+++ Exercise inputs +++

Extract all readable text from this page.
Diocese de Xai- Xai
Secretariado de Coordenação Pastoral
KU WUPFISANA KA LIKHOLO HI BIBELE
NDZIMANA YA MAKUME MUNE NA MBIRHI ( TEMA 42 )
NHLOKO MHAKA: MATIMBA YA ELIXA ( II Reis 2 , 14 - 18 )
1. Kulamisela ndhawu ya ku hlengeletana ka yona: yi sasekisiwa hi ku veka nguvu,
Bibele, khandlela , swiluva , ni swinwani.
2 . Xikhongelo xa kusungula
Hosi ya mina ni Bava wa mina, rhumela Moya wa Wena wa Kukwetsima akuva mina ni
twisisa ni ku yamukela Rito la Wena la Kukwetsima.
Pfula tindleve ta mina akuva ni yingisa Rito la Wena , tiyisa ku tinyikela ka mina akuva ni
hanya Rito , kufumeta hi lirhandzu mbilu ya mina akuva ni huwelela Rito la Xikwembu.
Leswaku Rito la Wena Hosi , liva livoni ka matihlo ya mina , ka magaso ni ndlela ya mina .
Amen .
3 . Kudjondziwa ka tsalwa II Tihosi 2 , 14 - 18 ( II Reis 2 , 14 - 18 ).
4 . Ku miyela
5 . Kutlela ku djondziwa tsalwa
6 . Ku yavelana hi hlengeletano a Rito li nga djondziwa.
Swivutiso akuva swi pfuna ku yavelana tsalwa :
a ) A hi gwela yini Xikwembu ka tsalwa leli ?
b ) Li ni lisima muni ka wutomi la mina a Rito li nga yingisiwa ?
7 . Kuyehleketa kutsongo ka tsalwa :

+++

Return every line in the listing that contains the word "yavelana".

■ Answer for the task:
6 . Ku yavelana hi hlengeletano a Rito li nga djondziwa.
Swivutiso akuva swi pfuna ku yavelana tsalwa :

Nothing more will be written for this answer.